Written exercise
Give the number of lines in the listing that hold the word "money". Write nothing but that number.

Data for the task
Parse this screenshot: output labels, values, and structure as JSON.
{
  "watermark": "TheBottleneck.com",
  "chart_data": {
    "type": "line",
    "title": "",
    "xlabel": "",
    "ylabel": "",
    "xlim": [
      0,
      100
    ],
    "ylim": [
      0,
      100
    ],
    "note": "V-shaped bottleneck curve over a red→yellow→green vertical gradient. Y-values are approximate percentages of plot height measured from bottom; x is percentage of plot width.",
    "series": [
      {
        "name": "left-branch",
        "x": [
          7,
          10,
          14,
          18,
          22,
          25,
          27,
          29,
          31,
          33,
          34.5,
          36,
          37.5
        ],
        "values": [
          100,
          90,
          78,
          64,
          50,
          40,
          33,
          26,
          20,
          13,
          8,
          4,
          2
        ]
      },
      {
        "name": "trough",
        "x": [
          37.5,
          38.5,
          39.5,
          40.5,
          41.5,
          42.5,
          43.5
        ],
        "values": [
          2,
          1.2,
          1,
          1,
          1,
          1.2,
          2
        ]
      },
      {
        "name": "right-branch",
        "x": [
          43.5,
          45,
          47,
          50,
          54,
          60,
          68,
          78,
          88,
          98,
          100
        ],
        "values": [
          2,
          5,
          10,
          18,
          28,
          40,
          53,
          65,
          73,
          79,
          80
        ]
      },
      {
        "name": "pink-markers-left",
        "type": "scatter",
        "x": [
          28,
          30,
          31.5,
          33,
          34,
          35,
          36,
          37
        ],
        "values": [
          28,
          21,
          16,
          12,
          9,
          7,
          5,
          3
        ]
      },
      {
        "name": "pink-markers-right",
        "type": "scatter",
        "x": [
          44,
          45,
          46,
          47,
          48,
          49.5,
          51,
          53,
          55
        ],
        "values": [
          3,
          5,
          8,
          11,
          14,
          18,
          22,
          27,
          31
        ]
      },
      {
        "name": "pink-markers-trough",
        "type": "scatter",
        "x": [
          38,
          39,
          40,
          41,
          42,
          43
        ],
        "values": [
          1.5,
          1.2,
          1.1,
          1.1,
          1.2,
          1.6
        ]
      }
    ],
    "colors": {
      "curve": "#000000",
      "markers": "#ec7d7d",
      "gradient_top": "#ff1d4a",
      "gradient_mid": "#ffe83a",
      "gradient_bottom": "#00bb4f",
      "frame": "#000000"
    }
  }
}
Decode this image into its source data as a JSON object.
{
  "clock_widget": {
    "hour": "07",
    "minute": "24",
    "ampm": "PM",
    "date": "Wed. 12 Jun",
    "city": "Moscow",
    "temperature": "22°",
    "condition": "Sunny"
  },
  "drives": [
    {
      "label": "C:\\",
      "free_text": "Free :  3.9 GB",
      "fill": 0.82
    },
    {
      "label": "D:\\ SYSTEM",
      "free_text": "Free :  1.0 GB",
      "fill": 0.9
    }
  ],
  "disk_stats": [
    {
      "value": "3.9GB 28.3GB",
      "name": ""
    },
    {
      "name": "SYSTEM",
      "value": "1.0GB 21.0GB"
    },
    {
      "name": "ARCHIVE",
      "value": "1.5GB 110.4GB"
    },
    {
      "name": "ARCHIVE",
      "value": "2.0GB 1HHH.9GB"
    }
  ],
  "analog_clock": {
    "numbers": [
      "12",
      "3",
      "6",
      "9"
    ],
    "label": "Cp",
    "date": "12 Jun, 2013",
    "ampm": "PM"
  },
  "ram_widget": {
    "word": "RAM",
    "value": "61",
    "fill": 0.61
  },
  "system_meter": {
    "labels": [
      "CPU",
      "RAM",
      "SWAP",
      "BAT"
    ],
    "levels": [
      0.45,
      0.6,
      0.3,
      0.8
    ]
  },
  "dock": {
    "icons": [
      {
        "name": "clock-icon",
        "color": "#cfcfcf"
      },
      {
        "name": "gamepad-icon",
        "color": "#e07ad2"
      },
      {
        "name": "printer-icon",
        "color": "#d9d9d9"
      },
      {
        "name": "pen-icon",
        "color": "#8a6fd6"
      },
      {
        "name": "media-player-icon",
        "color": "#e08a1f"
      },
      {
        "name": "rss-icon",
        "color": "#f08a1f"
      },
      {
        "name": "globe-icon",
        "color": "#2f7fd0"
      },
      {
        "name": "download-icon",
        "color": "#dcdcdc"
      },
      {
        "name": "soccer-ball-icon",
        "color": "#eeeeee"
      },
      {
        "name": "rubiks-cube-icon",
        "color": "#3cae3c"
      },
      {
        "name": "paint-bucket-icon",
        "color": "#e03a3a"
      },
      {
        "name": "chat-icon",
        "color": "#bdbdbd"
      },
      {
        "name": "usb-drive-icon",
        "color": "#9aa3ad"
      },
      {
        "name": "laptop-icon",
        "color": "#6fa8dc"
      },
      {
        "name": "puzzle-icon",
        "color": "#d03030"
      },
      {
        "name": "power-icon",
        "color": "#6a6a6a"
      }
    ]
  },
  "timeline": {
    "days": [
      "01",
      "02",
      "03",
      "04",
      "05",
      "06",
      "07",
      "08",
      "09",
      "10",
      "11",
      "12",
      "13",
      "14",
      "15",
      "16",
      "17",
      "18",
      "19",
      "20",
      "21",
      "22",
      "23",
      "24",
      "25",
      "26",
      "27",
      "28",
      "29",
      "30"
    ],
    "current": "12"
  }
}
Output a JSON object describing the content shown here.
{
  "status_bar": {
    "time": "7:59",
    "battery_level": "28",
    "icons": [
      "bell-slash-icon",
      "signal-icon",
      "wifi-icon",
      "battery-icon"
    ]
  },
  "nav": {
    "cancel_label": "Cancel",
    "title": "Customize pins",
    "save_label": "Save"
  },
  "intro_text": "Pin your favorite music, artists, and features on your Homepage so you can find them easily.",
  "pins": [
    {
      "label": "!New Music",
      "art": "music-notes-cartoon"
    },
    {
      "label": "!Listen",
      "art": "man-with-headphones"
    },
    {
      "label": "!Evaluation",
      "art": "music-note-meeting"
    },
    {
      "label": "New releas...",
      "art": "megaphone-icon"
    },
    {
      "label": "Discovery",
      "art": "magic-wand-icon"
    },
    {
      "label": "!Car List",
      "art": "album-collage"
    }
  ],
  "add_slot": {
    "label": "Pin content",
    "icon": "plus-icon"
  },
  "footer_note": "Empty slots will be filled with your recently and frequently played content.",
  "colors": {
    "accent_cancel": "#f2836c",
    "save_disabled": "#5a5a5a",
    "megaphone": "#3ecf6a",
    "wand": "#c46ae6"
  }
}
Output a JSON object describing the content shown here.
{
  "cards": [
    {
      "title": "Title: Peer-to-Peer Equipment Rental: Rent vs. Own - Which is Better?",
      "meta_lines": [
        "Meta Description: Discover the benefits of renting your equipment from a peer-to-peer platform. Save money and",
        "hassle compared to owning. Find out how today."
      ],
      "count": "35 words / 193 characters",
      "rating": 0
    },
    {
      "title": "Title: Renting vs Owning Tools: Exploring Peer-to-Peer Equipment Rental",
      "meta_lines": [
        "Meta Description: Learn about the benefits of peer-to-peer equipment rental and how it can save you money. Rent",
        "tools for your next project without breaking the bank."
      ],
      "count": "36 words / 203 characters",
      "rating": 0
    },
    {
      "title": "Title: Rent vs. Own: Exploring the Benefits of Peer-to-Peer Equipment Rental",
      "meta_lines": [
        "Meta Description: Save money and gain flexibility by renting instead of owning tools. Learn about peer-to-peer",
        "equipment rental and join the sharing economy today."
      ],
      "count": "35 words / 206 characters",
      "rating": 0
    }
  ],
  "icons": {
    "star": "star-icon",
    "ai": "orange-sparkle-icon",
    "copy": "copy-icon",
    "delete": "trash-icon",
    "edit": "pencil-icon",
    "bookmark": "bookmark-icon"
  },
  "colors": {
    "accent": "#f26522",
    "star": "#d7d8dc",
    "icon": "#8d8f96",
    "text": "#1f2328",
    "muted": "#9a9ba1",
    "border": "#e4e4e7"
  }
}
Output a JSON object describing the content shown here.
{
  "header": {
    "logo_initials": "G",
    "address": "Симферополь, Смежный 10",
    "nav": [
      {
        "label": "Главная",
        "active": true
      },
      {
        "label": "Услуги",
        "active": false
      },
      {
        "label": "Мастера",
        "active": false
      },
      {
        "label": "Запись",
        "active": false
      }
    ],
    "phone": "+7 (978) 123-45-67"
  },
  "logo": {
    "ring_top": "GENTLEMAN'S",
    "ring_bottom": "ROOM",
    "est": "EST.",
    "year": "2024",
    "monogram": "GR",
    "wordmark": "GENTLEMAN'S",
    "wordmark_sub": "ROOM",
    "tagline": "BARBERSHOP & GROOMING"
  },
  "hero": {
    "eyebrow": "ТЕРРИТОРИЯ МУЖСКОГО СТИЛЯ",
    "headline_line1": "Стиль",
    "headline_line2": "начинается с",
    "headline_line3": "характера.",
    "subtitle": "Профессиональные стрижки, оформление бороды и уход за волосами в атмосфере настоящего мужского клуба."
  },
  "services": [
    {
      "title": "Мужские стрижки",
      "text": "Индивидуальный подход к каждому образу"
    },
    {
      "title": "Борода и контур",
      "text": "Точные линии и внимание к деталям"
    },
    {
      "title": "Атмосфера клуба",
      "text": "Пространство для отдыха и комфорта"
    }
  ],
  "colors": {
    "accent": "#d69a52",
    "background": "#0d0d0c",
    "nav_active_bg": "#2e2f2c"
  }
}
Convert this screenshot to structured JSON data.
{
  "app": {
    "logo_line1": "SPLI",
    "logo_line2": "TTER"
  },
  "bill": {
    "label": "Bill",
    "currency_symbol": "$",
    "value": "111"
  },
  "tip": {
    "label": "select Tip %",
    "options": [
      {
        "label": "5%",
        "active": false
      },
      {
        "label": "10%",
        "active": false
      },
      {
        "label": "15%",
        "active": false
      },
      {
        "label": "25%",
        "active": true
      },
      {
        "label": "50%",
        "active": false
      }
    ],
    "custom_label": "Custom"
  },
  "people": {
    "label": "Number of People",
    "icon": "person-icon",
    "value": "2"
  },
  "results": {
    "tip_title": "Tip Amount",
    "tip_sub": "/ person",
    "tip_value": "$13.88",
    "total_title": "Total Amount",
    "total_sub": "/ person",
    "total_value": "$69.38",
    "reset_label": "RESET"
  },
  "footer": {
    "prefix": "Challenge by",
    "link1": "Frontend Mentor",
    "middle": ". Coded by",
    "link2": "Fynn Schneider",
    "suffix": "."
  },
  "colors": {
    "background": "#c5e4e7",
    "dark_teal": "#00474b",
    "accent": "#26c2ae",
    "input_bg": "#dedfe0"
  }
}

Solution below
3